== Problem statement ==
Scan the entries below for the word "Xylene". Copy each line that has it.

○ ○ ○ ○ ○

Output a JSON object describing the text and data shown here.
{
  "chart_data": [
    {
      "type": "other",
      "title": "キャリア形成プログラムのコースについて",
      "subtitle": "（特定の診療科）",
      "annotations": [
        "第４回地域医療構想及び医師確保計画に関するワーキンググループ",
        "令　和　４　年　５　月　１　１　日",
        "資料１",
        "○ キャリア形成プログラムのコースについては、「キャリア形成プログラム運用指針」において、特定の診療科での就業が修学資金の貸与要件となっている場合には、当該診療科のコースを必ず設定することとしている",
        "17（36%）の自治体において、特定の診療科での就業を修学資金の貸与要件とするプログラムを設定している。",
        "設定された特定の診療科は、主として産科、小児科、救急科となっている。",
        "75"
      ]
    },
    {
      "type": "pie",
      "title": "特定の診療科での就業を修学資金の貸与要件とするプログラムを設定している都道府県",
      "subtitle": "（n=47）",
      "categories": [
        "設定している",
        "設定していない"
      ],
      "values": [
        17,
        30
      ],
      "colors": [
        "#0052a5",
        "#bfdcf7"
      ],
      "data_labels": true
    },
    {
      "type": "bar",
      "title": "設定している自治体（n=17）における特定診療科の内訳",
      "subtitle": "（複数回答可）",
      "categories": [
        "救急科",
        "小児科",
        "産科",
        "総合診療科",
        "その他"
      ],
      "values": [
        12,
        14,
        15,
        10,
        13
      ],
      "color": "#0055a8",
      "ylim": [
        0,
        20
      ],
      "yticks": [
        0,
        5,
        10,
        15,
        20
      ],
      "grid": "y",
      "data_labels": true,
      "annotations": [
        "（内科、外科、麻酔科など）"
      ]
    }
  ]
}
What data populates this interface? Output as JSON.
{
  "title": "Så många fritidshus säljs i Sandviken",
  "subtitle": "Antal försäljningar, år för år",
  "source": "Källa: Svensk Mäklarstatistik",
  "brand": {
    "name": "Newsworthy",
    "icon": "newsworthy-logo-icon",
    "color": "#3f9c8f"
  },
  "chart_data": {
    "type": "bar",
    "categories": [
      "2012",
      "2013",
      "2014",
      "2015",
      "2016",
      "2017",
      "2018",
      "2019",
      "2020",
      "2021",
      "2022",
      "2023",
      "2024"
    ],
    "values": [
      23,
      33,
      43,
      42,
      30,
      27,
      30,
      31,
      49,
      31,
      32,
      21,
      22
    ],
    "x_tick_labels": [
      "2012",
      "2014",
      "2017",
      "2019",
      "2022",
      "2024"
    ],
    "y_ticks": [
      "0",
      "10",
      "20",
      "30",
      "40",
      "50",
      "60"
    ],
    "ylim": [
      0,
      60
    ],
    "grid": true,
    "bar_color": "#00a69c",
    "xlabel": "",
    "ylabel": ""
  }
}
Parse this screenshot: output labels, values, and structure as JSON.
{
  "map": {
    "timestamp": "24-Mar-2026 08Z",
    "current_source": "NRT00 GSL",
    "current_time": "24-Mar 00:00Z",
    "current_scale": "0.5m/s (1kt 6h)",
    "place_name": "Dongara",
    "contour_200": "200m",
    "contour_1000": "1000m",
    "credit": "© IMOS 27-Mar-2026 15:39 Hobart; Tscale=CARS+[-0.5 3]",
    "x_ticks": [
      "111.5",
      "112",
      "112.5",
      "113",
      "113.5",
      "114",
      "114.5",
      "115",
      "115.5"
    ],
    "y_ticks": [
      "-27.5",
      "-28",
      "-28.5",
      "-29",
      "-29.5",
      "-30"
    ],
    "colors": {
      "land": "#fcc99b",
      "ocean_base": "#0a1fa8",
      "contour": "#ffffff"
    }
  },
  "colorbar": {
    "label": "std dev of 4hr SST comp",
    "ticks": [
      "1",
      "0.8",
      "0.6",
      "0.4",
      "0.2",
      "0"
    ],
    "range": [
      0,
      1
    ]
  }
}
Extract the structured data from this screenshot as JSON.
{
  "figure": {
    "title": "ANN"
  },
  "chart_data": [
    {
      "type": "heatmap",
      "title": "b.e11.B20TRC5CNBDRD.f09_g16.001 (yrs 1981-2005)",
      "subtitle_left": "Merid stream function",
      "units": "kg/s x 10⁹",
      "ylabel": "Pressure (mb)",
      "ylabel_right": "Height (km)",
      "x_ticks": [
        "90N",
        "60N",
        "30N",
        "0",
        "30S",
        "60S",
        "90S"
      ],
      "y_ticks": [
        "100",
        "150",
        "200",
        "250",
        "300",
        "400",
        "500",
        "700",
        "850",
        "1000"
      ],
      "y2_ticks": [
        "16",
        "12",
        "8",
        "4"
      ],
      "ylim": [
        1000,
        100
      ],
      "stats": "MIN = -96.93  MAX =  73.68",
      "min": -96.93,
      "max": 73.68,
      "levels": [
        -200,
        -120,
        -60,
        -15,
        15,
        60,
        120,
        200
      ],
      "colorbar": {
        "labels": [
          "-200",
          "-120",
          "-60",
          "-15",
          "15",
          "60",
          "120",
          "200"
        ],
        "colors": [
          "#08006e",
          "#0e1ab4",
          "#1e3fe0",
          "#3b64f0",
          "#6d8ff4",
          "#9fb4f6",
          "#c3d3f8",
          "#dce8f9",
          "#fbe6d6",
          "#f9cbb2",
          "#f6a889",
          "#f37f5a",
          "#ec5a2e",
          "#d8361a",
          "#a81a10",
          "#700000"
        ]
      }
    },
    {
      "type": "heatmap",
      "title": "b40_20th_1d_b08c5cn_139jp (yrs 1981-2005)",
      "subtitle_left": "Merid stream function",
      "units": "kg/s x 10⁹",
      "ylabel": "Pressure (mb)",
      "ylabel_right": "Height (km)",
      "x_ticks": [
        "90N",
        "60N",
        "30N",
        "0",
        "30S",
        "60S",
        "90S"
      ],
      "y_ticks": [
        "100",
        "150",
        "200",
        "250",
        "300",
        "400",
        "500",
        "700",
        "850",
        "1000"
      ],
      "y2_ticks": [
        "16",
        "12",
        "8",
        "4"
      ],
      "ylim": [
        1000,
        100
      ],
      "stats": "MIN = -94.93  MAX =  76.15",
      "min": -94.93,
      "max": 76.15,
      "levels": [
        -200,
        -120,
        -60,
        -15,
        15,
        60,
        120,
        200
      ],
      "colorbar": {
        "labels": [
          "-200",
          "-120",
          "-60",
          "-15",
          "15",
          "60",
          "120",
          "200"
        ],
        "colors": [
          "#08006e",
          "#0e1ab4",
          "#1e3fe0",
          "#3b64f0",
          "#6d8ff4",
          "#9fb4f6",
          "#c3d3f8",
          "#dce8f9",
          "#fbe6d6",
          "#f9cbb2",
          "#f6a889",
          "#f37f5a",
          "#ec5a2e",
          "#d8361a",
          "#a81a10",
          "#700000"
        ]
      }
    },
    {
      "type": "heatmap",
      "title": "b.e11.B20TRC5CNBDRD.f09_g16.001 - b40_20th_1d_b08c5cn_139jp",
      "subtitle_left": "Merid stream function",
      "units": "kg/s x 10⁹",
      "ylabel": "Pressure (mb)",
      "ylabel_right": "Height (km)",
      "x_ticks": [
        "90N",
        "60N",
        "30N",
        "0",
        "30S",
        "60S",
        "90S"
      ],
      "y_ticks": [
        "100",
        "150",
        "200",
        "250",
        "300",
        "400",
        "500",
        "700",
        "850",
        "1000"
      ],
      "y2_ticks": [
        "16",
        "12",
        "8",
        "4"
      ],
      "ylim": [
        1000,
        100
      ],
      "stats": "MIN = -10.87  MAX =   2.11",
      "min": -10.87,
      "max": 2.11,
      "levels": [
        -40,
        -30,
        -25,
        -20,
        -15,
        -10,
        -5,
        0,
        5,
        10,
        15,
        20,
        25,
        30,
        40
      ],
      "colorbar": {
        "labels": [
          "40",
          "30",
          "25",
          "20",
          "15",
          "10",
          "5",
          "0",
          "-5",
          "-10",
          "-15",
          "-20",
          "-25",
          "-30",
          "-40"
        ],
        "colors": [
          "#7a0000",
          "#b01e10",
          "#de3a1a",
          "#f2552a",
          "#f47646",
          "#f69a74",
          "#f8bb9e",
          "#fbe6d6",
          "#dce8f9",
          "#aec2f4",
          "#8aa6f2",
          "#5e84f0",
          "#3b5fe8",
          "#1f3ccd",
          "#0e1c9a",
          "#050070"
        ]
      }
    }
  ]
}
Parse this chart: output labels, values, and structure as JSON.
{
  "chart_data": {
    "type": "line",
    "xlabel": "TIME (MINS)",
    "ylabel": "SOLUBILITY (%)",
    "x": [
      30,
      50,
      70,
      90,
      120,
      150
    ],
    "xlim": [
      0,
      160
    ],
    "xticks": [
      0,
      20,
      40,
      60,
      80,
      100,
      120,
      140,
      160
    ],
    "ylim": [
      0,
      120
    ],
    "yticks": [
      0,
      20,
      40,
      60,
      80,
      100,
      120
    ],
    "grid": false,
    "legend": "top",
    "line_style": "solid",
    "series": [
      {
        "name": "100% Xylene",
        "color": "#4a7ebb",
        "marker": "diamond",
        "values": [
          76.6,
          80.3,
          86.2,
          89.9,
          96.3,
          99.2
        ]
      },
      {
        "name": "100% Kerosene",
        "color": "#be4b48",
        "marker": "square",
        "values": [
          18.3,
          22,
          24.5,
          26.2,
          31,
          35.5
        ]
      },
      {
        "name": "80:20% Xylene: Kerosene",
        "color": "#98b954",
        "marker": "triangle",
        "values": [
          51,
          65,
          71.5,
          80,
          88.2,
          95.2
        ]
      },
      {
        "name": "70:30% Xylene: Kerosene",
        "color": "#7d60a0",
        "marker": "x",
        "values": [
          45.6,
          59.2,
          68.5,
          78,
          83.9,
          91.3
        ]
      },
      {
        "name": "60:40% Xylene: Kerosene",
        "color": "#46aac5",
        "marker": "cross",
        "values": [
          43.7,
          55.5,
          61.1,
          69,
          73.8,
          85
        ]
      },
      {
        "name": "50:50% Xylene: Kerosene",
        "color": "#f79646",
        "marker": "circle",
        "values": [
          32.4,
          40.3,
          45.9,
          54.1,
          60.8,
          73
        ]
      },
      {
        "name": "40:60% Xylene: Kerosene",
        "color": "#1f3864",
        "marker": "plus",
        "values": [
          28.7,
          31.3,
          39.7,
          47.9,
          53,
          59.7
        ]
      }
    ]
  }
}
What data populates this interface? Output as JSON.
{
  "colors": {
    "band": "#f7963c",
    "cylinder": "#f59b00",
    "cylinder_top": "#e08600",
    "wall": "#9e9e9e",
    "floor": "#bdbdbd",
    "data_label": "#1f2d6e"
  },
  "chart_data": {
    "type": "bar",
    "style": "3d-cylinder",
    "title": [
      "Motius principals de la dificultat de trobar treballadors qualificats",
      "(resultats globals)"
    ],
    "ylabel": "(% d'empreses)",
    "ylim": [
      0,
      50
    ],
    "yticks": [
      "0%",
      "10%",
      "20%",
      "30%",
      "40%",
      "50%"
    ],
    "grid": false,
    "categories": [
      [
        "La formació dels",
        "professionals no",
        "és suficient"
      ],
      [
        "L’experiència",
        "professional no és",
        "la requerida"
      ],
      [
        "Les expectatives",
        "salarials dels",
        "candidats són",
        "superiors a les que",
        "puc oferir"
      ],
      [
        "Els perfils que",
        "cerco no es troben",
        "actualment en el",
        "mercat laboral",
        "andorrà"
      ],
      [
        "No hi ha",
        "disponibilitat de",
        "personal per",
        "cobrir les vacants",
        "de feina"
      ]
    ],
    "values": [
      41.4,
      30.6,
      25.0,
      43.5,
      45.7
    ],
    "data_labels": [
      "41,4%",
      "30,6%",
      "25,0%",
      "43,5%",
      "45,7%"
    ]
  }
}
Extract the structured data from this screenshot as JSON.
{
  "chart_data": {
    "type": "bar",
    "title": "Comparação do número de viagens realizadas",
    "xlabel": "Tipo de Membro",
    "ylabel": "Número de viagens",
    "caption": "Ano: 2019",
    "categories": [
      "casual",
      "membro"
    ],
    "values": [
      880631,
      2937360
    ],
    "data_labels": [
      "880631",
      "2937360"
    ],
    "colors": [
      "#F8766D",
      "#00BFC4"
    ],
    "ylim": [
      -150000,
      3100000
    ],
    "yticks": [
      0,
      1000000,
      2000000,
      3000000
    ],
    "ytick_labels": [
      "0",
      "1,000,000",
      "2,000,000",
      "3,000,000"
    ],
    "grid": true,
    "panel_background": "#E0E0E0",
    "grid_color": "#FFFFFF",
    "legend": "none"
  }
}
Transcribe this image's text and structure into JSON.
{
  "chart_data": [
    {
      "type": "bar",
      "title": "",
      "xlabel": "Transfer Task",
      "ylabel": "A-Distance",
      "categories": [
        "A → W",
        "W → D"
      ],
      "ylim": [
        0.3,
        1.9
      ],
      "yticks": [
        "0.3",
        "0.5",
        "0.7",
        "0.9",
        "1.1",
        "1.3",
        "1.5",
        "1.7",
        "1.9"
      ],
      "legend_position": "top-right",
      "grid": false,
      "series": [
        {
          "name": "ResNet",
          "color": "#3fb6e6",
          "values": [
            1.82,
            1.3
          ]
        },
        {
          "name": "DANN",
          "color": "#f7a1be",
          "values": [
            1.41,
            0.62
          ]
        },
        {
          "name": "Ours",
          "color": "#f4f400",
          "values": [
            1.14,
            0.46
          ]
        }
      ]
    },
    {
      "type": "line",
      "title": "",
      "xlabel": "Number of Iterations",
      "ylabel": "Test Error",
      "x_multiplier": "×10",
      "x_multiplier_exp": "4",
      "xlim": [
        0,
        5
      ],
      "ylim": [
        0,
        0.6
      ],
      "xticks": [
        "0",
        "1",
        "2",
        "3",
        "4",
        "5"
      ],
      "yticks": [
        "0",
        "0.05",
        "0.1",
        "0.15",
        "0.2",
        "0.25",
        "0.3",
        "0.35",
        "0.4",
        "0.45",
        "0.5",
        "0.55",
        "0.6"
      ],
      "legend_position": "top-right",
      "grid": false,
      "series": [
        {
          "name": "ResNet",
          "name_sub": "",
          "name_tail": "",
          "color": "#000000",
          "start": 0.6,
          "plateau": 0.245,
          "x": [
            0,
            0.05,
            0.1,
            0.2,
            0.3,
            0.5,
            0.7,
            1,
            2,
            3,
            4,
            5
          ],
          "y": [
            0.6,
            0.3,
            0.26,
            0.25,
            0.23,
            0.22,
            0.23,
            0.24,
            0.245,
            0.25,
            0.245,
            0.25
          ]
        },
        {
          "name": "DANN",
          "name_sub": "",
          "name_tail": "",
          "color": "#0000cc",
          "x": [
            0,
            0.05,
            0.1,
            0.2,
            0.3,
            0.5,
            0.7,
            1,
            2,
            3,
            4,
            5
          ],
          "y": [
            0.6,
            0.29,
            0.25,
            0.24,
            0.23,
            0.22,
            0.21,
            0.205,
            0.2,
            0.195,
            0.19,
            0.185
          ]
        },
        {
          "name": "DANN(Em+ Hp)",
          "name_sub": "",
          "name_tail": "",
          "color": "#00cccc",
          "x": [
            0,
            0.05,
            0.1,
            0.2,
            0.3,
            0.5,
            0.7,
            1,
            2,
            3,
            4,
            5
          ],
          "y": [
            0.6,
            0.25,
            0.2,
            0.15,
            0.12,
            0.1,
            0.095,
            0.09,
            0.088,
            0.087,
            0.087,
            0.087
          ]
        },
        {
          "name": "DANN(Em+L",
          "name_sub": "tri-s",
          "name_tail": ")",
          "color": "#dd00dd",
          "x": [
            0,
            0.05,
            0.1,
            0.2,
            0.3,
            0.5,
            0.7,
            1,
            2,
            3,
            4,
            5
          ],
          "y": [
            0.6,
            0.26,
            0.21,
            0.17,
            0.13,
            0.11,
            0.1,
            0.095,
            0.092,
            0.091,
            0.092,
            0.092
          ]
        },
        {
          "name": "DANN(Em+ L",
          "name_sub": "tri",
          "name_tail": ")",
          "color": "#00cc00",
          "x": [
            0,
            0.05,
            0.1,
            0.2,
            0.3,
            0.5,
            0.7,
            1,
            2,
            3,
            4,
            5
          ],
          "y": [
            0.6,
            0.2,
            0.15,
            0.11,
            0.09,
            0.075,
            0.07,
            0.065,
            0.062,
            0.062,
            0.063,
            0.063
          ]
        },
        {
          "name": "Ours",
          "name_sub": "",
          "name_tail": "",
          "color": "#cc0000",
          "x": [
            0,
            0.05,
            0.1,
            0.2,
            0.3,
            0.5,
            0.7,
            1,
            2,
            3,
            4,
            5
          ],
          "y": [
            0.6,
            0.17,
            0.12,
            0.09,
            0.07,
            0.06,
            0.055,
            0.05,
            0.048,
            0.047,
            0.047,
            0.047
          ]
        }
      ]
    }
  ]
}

○ ○ ○ ○ ○

== Full answer ==
        "name": "100% Xylene",
        "name": "80:20% Xylene: Kerosene",
        "name": "70:30% Xylene: Kerosene",
        "name": "60:40% Xylene: Kerosene",
        "name": "50:50% Xylene: Kerosene",
        "name": "40:60% Xylene: Kerosene",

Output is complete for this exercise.